*Brief*:
Whenever a line below includes the word "value", copy that line.

-.-.-

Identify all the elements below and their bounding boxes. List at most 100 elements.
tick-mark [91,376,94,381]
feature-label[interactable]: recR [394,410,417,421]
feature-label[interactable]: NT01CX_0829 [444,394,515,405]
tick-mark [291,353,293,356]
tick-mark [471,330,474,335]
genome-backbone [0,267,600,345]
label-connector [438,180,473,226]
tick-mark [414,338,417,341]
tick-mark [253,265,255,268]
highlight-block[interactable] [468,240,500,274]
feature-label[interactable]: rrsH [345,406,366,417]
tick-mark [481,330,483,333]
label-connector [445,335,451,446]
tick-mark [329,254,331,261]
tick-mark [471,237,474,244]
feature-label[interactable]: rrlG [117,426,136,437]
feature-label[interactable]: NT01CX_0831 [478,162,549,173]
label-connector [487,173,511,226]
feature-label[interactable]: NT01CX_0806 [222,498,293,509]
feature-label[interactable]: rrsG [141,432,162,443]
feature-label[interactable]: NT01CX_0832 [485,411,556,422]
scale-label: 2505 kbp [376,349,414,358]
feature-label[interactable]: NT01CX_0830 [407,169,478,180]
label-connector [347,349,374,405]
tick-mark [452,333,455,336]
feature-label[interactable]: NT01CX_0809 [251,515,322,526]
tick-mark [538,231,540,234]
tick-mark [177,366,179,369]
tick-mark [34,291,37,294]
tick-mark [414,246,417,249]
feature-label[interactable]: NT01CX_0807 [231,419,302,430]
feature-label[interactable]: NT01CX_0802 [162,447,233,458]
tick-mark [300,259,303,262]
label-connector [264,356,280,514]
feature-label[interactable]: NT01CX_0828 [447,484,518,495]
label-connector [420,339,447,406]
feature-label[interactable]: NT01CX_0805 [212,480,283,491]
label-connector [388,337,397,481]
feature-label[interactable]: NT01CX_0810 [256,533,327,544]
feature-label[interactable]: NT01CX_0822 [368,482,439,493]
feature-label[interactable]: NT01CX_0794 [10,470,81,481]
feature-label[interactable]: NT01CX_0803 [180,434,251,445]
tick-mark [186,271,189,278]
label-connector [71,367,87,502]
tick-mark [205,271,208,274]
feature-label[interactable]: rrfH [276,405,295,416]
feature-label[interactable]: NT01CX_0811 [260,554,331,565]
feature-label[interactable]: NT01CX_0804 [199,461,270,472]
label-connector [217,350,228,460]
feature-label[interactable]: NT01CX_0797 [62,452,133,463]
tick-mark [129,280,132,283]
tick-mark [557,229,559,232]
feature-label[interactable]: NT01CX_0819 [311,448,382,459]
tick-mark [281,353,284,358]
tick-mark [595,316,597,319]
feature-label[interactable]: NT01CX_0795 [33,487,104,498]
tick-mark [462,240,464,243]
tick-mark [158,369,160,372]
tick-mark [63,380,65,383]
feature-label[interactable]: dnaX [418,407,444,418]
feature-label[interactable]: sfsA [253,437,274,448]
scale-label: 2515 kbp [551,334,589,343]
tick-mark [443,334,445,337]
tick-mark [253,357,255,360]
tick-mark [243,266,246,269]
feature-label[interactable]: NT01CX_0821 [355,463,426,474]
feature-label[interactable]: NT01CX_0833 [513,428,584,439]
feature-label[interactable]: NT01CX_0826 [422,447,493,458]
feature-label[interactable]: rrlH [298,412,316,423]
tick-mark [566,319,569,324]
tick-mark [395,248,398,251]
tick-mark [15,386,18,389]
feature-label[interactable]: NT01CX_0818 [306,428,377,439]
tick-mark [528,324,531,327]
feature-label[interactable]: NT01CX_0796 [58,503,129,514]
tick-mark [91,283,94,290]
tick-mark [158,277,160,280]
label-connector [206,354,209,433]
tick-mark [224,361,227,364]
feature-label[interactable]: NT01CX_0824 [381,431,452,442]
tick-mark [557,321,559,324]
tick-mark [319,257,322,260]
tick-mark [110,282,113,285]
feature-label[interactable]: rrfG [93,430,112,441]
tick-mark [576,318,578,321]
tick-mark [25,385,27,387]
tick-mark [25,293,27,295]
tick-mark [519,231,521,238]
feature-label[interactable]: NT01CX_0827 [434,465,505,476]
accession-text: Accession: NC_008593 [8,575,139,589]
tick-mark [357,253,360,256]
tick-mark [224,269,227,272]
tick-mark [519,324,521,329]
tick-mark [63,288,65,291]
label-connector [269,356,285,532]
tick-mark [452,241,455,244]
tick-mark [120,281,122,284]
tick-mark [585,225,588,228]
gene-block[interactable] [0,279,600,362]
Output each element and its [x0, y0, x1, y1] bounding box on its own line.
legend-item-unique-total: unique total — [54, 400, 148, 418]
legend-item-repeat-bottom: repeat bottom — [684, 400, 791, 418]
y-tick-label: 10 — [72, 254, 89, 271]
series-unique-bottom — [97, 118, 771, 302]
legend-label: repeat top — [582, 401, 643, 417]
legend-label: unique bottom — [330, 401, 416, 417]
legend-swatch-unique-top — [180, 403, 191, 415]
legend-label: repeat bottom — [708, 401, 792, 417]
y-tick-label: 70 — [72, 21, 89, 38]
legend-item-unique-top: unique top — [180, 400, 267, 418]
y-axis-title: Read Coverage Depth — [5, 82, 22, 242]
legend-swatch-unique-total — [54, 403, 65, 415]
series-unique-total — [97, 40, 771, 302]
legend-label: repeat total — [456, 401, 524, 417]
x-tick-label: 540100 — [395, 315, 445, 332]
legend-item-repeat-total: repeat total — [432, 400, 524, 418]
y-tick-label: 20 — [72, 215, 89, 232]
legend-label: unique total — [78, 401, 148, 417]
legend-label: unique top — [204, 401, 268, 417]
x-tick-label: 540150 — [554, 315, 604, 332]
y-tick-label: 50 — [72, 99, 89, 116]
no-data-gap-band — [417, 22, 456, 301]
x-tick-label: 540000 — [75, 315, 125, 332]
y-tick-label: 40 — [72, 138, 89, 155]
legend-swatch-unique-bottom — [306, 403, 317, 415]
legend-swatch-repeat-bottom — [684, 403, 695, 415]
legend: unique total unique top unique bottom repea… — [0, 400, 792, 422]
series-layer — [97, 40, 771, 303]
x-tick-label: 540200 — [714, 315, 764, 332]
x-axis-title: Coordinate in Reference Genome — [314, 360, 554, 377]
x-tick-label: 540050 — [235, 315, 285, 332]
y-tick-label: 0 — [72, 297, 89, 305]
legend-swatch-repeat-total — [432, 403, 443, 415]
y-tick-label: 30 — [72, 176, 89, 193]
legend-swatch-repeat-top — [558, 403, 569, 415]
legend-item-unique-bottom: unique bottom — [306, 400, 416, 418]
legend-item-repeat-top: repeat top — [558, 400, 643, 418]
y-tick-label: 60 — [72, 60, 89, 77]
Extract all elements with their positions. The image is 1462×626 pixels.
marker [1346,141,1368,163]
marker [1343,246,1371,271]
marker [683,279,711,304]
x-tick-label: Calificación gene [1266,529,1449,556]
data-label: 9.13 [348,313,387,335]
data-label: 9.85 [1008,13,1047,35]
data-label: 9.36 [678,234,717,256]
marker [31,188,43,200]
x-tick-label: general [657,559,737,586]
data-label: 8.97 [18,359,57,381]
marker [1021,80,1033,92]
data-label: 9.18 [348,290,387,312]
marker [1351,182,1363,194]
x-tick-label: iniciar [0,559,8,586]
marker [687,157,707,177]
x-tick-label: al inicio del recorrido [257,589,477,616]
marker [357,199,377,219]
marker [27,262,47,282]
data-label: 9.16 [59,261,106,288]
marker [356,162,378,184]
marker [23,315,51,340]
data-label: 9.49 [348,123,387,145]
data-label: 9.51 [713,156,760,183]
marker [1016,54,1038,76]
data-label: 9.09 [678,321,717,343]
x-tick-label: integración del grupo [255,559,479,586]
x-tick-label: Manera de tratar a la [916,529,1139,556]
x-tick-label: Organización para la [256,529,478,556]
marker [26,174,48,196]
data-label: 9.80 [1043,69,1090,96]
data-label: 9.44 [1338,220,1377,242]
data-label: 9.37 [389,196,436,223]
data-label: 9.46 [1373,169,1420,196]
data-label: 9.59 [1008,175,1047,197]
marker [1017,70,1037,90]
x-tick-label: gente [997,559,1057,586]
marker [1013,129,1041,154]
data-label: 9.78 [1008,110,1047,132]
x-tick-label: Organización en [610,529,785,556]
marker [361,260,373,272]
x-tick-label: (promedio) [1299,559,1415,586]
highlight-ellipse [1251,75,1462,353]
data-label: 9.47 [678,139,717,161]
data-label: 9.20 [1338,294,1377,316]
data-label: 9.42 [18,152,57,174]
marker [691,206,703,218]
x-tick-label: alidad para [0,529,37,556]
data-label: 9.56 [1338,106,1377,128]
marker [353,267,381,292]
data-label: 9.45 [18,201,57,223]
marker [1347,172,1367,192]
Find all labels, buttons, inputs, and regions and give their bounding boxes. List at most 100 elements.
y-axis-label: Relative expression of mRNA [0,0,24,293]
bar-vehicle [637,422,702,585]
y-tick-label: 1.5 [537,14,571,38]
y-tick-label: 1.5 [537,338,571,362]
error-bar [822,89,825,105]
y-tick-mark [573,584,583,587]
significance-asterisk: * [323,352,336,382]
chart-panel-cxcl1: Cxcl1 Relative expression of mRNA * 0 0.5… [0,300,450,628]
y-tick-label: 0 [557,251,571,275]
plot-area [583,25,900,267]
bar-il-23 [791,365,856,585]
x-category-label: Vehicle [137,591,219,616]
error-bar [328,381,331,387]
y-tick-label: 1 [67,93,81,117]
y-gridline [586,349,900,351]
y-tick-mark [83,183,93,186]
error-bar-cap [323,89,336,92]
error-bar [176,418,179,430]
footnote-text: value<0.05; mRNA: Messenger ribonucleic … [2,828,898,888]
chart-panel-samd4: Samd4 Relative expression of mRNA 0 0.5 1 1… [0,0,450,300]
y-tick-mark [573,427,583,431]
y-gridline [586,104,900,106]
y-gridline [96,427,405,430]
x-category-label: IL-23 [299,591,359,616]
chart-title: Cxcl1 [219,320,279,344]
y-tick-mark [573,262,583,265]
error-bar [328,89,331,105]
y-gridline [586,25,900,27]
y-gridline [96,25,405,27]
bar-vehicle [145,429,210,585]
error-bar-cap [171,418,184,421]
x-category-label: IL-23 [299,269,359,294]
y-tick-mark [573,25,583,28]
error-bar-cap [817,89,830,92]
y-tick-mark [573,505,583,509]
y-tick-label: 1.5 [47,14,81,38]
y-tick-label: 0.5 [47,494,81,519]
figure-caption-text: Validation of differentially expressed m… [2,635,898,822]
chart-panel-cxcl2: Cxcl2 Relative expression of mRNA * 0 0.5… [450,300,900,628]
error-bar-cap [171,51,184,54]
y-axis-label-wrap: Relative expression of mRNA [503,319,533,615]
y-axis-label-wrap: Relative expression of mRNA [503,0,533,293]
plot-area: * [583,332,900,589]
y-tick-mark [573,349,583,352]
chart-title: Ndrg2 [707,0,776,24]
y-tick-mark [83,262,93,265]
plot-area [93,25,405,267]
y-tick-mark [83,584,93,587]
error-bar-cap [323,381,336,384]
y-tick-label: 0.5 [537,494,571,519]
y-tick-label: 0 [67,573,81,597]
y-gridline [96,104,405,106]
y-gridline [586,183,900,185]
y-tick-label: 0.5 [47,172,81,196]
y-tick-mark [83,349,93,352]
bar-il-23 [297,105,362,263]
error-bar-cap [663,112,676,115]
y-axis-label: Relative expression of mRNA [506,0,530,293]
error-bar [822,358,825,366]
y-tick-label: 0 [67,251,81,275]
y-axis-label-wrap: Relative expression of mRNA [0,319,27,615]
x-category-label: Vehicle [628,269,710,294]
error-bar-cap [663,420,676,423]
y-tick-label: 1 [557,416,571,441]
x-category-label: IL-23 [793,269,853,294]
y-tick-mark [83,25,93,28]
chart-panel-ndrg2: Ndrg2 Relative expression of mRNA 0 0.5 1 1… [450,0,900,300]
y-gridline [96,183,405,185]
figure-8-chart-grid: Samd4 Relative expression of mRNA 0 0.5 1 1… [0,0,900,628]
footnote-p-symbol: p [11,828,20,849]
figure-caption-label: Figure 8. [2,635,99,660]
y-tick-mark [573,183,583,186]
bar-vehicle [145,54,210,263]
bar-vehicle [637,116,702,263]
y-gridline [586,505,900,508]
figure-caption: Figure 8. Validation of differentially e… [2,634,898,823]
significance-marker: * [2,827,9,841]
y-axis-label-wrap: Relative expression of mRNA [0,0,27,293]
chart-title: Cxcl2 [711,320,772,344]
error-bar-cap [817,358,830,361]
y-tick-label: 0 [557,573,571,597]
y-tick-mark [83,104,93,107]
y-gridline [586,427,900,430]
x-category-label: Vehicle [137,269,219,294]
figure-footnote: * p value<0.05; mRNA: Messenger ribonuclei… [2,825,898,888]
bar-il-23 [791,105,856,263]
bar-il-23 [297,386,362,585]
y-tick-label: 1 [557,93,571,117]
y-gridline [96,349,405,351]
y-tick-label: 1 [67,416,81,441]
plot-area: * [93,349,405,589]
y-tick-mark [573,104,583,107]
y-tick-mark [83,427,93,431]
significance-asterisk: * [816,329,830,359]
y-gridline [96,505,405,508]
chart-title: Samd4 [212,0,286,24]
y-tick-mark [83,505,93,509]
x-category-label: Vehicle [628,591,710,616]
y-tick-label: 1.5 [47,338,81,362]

-.-.-

*Completed exercise*:
footnote-text: value<0.05; mRNA: Messenger ribonucleic … [2,828,898,888]
figure-footnote: * p value<0.05; mRNA: Messenger ribonuclei… [2,825,898,888]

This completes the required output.